# Description of the task
Among the records, find the lines that hold the string "families" and return them.

Dataset items:
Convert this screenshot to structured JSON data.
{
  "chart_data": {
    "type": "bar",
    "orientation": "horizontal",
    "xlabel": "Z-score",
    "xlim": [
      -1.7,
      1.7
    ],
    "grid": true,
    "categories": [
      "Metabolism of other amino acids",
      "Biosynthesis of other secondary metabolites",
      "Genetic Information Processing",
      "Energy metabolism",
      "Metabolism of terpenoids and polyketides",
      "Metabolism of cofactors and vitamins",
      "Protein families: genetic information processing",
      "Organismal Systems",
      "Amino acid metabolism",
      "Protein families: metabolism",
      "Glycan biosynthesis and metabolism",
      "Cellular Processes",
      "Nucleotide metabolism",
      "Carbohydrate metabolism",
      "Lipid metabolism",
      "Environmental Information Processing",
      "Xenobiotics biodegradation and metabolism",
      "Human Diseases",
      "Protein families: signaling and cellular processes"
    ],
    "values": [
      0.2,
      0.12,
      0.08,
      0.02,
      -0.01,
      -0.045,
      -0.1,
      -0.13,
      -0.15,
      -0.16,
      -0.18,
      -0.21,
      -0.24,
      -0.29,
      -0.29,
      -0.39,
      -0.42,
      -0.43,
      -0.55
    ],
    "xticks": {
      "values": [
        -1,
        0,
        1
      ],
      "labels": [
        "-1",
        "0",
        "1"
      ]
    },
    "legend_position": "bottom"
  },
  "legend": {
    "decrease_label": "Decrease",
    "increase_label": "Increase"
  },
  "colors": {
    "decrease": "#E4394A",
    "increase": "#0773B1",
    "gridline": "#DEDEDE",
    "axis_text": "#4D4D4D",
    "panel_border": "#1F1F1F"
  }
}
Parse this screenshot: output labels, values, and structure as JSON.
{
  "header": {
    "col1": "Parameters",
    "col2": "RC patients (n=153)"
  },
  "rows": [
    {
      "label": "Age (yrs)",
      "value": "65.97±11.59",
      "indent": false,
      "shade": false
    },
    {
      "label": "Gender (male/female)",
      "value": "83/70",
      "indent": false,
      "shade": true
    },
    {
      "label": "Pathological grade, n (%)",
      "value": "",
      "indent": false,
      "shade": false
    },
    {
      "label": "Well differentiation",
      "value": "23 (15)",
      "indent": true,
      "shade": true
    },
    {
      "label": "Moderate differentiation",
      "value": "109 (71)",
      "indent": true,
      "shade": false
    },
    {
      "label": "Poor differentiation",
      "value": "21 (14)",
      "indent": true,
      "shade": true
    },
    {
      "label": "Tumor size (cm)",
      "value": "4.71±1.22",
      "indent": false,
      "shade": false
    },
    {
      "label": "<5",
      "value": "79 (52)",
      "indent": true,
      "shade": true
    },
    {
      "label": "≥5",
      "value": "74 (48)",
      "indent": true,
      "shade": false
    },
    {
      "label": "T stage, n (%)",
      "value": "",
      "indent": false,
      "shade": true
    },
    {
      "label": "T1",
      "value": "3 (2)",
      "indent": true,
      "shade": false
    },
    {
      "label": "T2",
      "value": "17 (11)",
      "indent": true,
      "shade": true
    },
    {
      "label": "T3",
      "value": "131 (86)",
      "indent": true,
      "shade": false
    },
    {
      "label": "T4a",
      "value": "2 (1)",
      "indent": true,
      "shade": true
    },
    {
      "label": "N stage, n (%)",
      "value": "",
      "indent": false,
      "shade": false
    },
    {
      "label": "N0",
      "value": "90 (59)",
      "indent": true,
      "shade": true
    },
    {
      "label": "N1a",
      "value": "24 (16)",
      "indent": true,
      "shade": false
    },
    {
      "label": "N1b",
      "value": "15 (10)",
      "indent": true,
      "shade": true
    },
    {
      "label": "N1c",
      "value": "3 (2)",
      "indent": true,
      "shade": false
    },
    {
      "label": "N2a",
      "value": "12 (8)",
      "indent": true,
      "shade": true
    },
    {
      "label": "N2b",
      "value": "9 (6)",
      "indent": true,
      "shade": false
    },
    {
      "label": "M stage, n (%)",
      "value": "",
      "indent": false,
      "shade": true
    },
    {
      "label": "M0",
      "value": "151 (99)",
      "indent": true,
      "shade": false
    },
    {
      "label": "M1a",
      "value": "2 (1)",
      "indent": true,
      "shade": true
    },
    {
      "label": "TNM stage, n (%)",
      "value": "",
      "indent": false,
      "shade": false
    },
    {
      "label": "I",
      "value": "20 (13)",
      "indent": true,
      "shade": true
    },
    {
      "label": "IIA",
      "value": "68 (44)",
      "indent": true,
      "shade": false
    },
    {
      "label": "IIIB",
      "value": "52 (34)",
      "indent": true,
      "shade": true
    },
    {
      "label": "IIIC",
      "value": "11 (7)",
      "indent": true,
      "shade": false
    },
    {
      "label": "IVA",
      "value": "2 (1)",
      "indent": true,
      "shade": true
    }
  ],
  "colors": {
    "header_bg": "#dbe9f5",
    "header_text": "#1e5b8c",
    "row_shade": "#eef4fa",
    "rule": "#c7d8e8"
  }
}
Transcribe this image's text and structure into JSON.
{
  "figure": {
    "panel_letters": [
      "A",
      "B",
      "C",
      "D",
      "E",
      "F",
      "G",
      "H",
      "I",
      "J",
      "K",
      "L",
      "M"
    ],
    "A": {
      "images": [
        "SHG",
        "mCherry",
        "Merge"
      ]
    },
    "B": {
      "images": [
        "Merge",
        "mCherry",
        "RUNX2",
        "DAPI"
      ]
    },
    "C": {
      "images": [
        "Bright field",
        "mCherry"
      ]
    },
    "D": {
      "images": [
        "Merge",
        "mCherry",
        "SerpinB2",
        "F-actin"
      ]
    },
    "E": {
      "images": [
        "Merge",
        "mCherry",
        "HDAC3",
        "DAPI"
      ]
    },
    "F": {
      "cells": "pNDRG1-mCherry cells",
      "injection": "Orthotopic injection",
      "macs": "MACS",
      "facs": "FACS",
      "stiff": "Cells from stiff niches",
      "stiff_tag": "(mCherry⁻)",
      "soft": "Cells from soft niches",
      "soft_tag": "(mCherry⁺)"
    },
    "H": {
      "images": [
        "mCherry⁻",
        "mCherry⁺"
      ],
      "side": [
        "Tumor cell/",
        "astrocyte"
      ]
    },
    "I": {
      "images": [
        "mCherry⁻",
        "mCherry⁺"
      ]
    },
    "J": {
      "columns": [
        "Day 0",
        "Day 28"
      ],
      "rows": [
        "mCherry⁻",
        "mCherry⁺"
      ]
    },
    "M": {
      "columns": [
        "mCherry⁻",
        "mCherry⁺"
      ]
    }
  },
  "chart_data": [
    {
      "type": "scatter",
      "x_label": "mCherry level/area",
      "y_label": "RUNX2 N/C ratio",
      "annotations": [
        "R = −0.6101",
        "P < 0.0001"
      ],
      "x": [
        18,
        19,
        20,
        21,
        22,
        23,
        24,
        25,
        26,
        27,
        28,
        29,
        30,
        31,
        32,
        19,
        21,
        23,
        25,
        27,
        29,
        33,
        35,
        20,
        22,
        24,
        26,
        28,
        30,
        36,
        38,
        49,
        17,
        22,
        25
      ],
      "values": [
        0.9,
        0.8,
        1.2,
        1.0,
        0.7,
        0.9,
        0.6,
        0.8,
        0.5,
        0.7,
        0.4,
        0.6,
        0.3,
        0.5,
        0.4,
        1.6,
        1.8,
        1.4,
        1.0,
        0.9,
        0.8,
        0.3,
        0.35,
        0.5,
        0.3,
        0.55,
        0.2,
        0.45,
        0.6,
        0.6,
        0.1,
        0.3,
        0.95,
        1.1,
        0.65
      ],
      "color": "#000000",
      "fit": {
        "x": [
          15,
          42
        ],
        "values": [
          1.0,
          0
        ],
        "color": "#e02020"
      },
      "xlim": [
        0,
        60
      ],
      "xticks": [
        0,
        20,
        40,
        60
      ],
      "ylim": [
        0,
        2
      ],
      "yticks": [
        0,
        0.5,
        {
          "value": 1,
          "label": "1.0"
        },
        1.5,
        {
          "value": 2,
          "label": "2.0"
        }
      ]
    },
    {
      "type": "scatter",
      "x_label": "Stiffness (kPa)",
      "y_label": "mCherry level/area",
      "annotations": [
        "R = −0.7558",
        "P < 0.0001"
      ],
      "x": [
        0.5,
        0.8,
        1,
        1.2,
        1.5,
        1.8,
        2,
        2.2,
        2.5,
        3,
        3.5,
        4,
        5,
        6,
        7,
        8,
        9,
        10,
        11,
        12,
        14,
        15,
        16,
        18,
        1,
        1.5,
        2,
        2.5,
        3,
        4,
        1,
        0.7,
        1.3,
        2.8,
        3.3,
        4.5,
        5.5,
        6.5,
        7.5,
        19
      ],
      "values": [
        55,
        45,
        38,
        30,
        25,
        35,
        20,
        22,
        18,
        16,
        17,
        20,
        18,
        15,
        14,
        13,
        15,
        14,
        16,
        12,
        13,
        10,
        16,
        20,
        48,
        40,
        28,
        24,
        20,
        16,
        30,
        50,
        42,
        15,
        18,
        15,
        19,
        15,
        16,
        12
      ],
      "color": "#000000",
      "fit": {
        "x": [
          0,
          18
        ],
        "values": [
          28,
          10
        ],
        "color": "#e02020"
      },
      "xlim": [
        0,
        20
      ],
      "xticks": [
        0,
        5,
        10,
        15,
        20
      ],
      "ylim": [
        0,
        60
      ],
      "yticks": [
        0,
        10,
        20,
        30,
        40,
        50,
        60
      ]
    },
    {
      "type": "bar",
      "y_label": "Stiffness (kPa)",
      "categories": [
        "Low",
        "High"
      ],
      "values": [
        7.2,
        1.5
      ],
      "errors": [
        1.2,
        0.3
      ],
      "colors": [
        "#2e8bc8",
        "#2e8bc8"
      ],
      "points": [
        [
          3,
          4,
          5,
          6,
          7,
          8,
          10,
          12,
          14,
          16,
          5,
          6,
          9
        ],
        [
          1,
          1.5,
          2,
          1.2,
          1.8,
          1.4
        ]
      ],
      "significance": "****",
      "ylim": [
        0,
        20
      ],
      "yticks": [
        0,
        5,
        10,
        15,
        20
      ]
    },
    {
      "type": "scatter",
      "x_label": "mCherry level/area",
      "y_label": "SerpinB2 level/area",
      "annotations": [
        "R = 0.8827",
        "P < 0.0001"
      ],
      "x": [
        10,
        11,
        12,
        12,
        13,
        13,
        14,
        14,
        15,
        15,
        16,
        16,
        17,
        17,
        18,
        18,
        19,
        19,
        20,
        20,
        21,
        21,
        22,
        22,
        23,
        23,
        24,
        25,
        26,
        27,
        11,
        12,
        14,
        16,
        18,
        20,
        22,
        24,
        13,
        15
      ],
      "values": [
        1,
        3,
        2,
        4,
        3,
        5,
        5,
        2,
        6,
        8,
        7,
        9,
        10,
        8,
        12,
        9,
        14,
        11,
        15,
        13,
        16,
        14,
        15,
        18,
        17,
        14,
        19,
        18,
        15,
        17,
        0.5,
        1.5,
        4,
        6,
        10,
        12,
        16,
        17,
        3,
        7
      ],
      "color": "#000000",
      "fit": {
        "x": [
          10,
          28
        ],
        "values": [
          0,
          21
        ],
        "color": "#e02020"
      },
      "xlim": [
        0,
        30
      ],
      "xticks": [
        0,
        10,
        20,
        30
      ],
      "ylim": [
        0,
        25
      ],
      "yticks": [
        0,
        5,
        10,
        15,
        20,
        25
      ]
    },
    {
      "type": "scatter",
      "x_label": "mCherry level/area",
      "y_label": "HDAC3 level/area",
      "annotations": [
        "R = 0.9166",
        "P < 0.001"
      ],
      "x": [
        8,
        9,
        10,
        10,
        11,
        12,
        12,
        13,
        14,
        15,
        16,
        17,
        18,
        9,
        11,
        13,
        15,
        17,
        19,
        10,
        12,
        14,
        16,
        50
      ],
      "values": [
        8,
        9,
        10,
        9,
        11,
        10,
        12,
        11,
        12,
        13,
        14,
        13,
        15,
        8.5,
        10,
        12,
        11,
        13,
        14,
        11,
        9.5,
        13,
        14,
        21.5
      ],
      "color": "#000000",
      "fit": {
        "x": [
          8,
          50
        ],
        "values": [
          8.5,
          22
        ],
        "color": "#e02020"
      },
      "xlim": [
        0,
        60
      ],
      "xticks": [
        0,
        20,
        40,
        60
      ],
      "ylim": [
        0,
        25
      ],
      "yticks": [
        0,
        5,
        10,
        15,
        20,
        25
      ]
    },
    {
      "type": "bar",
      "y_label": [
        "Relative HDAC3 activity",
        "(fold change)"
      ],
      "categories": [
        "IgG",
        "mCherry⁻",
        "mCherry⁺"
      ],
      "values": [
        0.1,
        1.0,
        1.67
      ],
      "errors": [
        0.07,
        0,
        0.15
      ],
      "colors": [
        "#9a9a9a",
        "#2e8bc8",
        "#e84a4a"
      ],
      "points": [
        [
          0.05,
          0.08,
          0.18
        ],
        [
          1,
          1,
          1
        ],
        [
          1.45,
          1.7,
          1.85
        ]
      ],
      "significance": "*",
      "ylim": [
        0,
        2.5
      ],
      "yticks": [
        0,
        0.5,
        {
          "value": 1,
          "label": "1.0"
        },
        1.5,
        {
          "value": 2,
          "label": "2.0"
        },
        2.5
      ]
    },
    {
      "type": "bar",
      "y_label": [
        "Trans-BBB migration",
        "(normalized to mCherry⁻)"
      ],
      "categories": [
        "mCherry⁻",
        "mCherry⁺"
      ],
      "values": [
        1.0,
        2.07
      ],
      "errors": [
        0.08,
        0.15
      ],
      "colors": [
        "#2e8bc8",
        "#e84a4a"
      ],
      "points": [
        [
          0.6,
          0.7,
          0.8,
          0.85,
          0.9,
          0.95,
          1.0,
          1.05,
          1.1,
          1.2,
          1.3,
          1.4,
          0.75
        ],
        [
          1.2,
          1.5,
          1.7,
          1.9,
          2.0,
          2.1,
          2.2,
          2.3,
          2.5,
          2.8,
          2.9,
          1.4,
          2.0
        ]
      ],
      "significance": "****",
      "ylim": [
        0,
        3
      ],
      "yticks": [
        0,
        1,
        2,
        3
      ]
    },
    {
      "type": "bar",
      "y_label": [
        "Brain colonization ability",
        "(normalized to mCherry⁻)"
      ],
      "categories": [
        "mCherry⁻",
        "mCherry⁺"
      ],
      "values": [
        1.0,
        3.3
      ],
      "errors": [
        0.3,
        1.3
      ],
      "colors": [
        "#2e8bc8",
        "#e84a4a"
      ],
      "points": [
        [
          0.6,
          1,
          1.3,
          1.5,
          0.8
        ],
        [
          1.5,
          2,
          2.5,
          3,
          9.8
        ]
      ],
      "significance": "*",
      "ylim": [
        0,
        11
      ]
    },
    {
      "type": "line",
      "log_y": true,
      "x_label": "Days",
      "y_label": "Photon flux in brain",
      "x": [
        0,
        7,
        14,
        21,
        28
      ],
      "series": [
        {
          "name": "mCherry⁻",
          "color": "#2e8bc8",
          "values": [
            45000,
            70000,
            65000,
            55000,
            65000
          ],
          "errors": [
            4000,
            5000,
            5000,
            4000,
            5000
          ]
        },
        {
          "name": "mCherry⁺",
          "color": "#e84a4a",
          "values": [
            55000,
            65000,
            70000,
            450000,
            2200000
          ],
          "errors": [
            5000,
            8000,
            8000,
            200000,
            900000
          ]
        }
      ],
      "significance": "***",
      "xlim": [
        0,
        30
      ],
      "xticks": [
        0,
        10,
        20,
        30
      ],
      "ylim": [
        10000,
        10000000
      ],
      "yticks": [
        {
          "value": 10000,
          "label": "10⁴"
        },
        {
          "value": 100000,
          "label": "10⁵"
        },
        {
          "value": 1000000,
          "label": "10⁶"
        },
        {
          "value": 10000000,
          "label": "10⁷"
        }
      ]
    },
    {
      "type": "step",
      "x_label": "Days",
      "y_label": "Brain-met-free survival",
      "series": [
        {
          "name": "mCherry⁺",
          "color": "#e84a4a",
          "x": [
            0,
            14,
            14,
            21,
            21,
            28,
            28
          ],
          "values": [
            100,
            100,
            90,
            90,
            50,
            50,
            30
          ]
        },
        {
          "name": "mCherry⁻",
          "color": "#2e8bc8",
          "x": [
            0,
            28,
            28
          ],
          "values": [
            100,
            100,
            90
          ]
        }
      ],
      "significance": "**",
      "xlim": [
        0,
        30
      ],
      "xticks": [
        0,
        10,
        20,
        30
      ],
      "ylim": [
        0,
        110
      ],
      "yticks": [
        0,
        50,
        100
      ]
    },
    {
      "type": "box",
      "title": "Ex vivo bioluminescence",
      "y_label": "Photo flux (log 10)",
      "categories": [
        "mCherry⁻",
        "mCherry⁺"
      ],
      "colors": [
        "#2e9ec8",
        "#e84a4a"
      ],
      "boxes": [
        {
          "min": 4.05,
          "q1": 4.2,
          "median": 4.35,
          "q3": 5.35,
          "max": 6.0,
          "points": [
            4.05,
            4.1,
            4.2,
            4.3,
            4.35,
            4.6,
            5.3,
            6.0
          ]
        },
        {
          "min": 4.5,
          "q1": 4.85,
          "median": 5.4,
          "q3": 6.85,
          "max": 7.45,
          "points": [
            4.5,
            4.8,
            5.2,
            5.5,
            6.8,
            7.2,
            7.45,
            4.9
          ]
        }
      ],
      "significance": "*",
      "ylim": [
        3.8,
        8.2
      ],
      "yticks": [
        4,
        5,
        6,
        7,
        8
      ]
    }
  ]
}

# Task result
      "Protein families: genetic information processing",
      "Protein families: metabolism",
      "Protein families: signaling and cellular processes"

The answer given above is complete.